[Begin Dataset records]
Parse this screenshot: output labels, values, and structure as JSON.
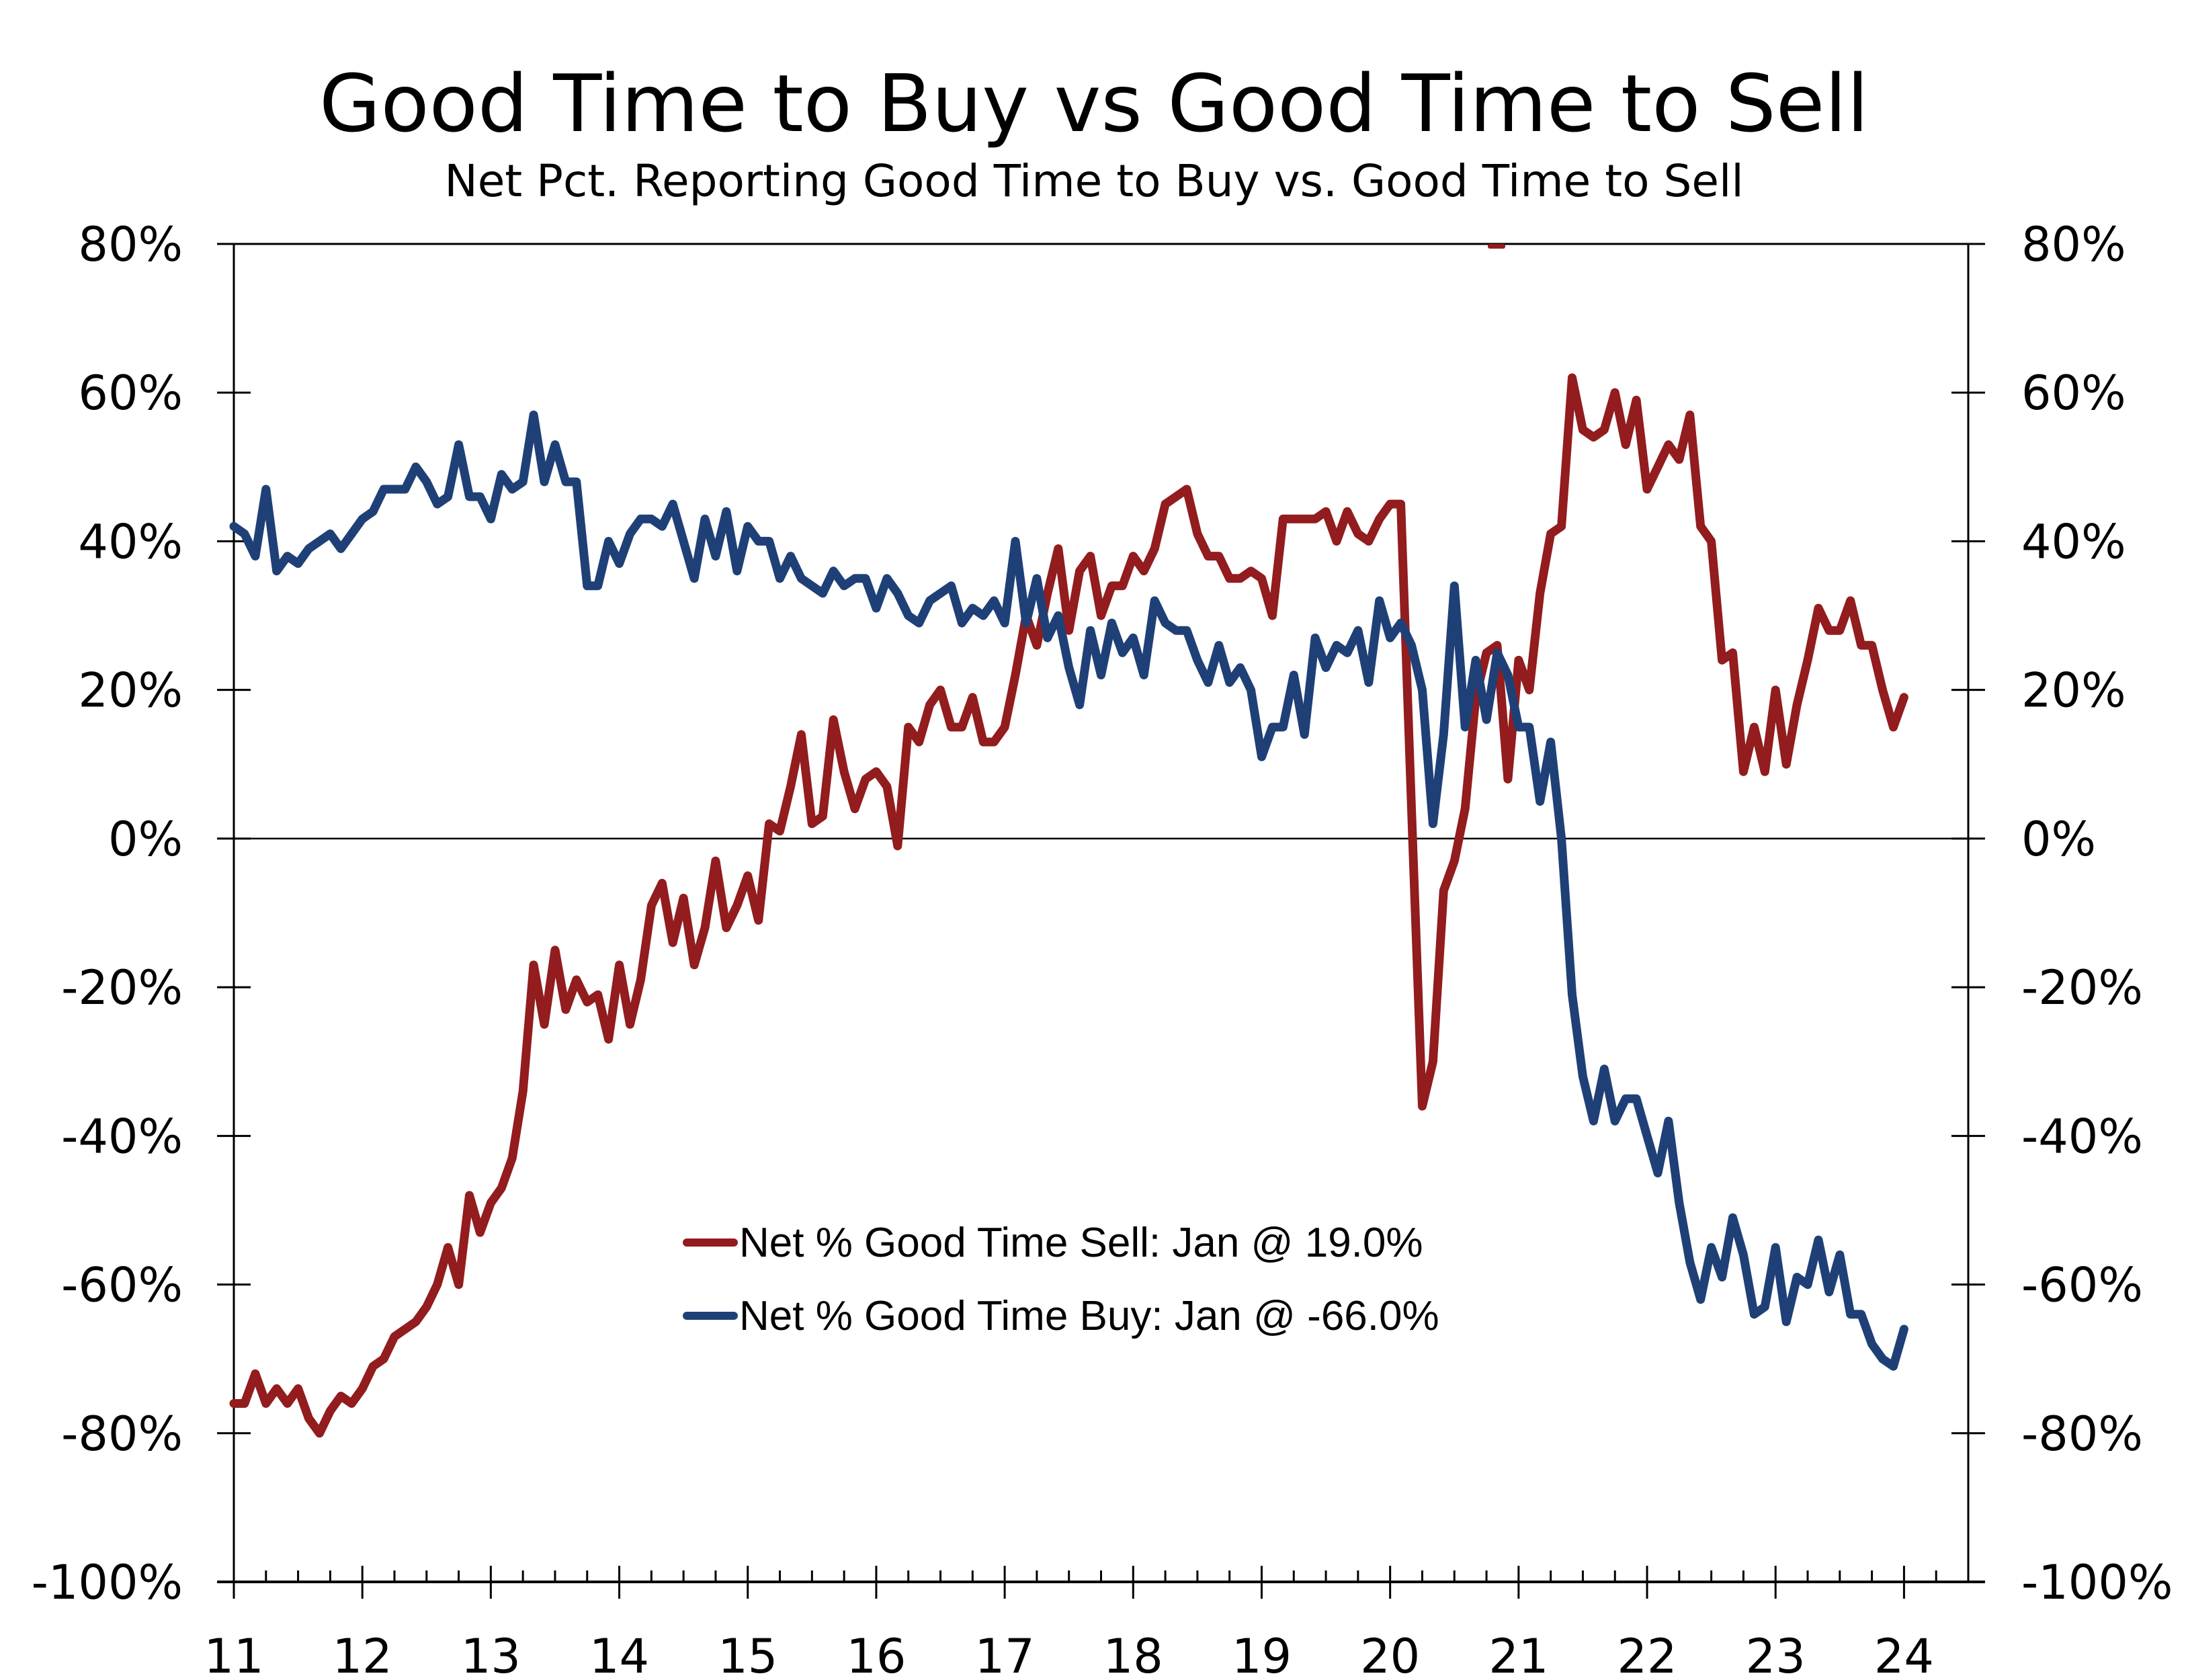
{
  "chart_data": {
    "type": "line",
    "title": "Good Time to Buy vs Good Time to Sell",
    "subtitle": "Net Pct. Reporting Good Time to Buy vs. Good Time to Sell",
    "xlabel": "",
    "ylabel": "",
    "frequency": "monthly",
    "x_start": "Jan 2011",
    "x_end": "Jan 2024",
    "x_tick_labels": [
      "11",
      "12",
      "13",
      "14",
      "15",
      "16",
      "17",
      "18",
      "19",
      "20",
      "21",
      "22",
      "23",
      "24"
    ],
    "y_tick_labels": [
      "80%",
      "60%",
      "40%",
      "20%",
      "0%",
      "-20%",
      "-40%",
      "-60%",
      "-80%",
      "-100%"
    ],
    "ylim": [
      -100,
      80
    ],
    "y_ticks": [
      80,
      60,
      40,
      20,
      0,
      -20,
      -40,
      -60,
      -80,
      -100
    ],
    "xlim": [
      2011.0,
      2024.5
    ],
    "grid": false,
    "zero_line": true,
    "secondary_y_axis": true,
    "legend_position": "center-bottom",
    "series": [
      {
        "name": "Net % Good Time Sell: Jan @ 19.0%",
        "color": "#921C1E",
        "values": [
          -76,
          -76,
          -72,
          -76,
          -74,
          -76,
          -74,
          -78,
          -80,
          -77,
          -75,
          -76,
          -74,
          -71,
          -70,
          -67,
          -66,
          -65,
          -63,
          -60,
          -55,
          -60,
          -48,
          -53,
          -49,
          -47,
          -43,
          -34,
          -17,
          -25,
          -15,
          -23,
          -19,
          -22,
          -21,
          -27,
          -17,
          -25,
          -19,
          -9,
          -6,
          -14,
          -8,
          -17,
          -12,
          -3,
          -12,
          -9,
          -5,
          -11,
          2,
          1,
          7,
          14,
          2,
          3,
          16,
          9,
          4,
          8,
          9,
          7,
          -1,
          15,
          13,
          18,
          20,
          15,
          15,
          19,
          13,
          13,
          15,
          22,
          30,
          26,
          33,
          39,
          28,
          36,
          38,
          30,
          34,
          34,
          38,
          36,
          39,
          45,
          46,
          47,
          41,
          38,
          38,
          35,
          35,
          36,
          35,
          30,
          43,
          43,
          43,
          43,
          44,
          40,
          44,
          41,
          40,
          43,
          45,
          45,
          4,
          -36,
          -30,
          -7,
          -3,
          4,
          19,
          25,
          26,
          8,
          24,
          20,
          33,
          41,
          42,
          62,
          55,
          54,
          55,
          60,
          53,
          59,
          47,
          50,
          53,
          51,
          57,
          42,
          40,
          24,
          25,
          9,
          15,
          9,
          20,
          10,
          18,
          24,
          31,
          28,
          28,
          32,
          26,
          26,
          20,
          15,
          19
        ]
      },
      {
        "name": "Net % Good Time Buy: Jan @ -66.0%",
        "color": "#1F4077",
        "values": [
          42,
          41,
          38,
          47,
          36,
          38,
          37,
          39,
          40,
          41,
          39,
          41,
          43,
          44,
          47,
          47,
          47,
          50,
          48,
          45,
          46,
          53,
          46,
          46,
          43,
          49,
          47,
          48,
          57,
          48,
          53,
          48,
          48,
          34,
          34,
          40,
          37,
          41,
          43,
          43,
          42,
          45,
          40,
          35,
          43,
          38,
          44,
          36,
          42,
          40,
          40,
          35,
          38,
          35,
          34,
          33,
          36,
          34,
          35,
          35,
          31,
          35,
          33,
          30,
          29,
          32,
          33,
          34,
          29,
          31,
          30,
          32,
          29,
          40,
          29,
          35,
          27,
          30,
          23,
          18,
          28,
          22,
          29,
          25,
          27,
          22,
          32,
          29,
          28,
          28,
          24,
          21,
          26,
          21,
          23,
          20,
          11,
          15,
          15,
          22,
          14,
          27,
          23,
          26,
          25,
          28,
          21,
          32,
          27,
          29,
          26,
          20,
          2,
          14,
          34,
          15,
          24,
          16,
          25,
          22,
          15,
          15,
          5,
          13,
          0,
          -21,
          -32,
          -38,
          -31,
          -38,
          -35,
          -35,
          -40,
          -45,
          -38,
          -49,
          -57,
          -62,
          -55,
          -59,
          -51,
          -56,
          -64,
          -63,
          -55,
          -65,
          -59,
          -60,
          -54,
          -61,
          -56,
          -64,
          -64,
          -68,
          -70,
          -71,
          -66
        ]
      }
    ],
    "latest": {
      "sell": {
        "month": "Jan",
        "value": "19.0%"
      },
      "buy": {
        "month": "Jan",
        "value": "-66.0%"
      }
    }
  }
}
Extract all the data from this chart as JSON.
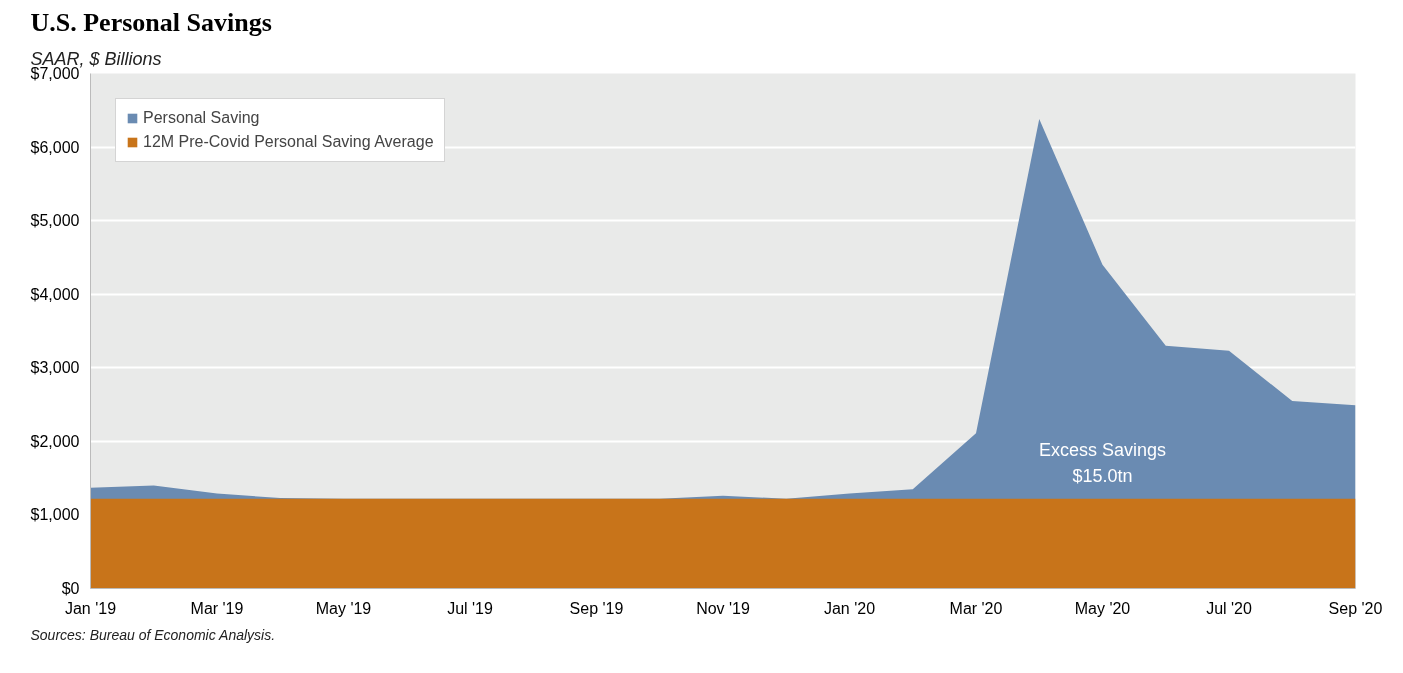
[End Dataset records]
Go back to the records above and write them out exactly, without the pictures.

Parse this screenshot: output labels, values, and structure as JSON.
{
  "chart_data": {
    "type": "line",
    "title": "Good Time to Buy vs Good Time to Sell",
    "subtitle": "Net Pct. Reporting Good Time to Buy vs. Good Time to Sell",
    "xlabel": "",
    "ylabel": "",
    "frequency": "monthly",
    "x_start": "Jan 2011",
    "x_end": "Jan 2024",
    "x_tick_labels": [
      "11",
      "12",
      "13",
      "14",
      "15",
      "16",
      "17",
      "18",
      "19",
      "20",
      "21",
      "22",
      "23",
      "24"
    ],
    "y_tick_labels": [
      "80%",
      "60%",
      "40%",
      "20%",
      "0%",
      "-20%",
      "-40%",
      "-60%",
      "-80%",
      "-100%"
    ],
    "ylim": [
      -100,
      80
    ],
    "y_ticks": [
      80,
      60,
      40,
      20,
      0,
      -20,
      -40,
      -60,
      -80,
      -100
    ],
    "xlim": [
      2011.0,
      2024.5
    ],
    "grid": false,
    "zero_line": true,
    "secondary_y_axis": true,
    "legend_position": "center-bottom",
    "series": [
      {
        "name": "Net % Good Time Sell: Jan @ 19.0%",
        "color": "#921C1E",
        "values": [
          -76,
          -76,
          -72,
          -76,
          -74,
          -76,
          -74,
          -78,
          -80,
          -77,
          -75,
          -76,
          -74,
          -71,
          -70,
          -67,
          -66,
          -65,
          -63,
          -60,
          -55,
          -60,
          -48,
          -53,
          -49,
          -47,
          -43,
          -34,
          -17,
          -25,
          -15,
          -23,
          -19,
          -22,
          -21,
          -27,
          -17,
          -25,
          -19,
          -9,
          -6,
          -14,
          -8,
          -17,
          -12,
          -3,
          -12,
          -9,
          -5,
          -11,
          2,
          1,
          7,
          14,
          2,
          3,
          16,
          9,
          4,
          8,
          9,
          7,
          -1,
          15,
          13,
          18,
          20,
          15,
          15,
          19,
          13,
          13,
          15,
          22,
          30,
          26,
          33,
          39,
          28,
          36,
          38,
          30,
          34,
          34,
          38,
          36,
          39,
          45,
          46,
          47,
          41,
          38,
          38,
          35,
          35,
          36,
          35,
          30,
          43,
          43,
          43,
          43,
          44,
          40,
          44,
          41,
          40,
          43,
          45,
          45,
          4,
          -36,
          -30,
          -7,
          -3,
          4,
          19,
          25,
          26,
          8,
          24,
          20,
          33,
          41,
          42,
          62,
          55,
          54,
          55,
          60,
          53,
          59,
          47,
          50,
          53,
          51,
          57,
          42,
          40,
          24,
          25,
          9,
          15,
          9,
          20,
          10,
          18,
          24,
          31,
          28,
          28,
          32,
          26,
          26,
          20,
          15,
          19
        ]
      },
      {
        "name": "Net % Good Time Buy: Jan @ -66.0%",
        "color": "#1F4077",
        "values": [
          42,
          41,
          38,
          47,
          36,
          38,
          37,
          39,
          40,
          41,
          39,
          41,
          43,
          44,
          47,
          47,
          47,
          50,
          48,
          45,
          46,
          53,
          46,
          46,
          43,
          49,
          47,
          48,
          57,
          48,
          53,
          48,
          48,
          34,
          34,
          40,
          37,
          41,
          43,
          43,
          42,
          45,
          40,
          35,
          43,
          38,
          44,
          36,
          42,
          40,
          40,
          35,
          38,
          35,
          34,
          33,
          36,
          34,
          35,
          35,
          31,
          35,
          33,
          30,
          29,
          32,
          33,
          34,
          29,
          31,
          30,
          32,
          29,
          40,
          29,
          35,
          27,
          30,
          23,
          18,
          28,
          22,
          29,
          25,
          27,
          22,
          32,
          29,
          28,
          28,
          24,
          21,
          26,
          21,
          23,
          20,
          11,
          15,
          15,
          22,
          14,
          27,
          23,
          26,
          25,
          28,
          21,
          32,
          27,
          29,
          26,
          20,
          2,
          14,
          34,
          15,
          24,
          16,
          25,
          22,
          15,
          15,
          5,
          13,
          0,
          -21,
          -32,
          -38,
          -31,
          -38,
          -35,
          -35,
          -40,
          -45,
          -38,
          -49,
          -57,
          -62,
          -55,
          -59,
          -51,
          -56,
          -64,
          -63,
          -55,
          -65,
          -59,
          -60,
          -54,
          -61,
          -56,
          -64,
          -64,
          -68,
          -70,
          -71,
          -66
        ]
      }
    ],
    "latest": {
      "sell": {
        "month": "Jan",
        "value": "19.0%"
      },
      "buy": {
        "month": "Jan",
        "value": "-66.0%"
      }
    }
  }
}
Extract all the data from this chart as JSON.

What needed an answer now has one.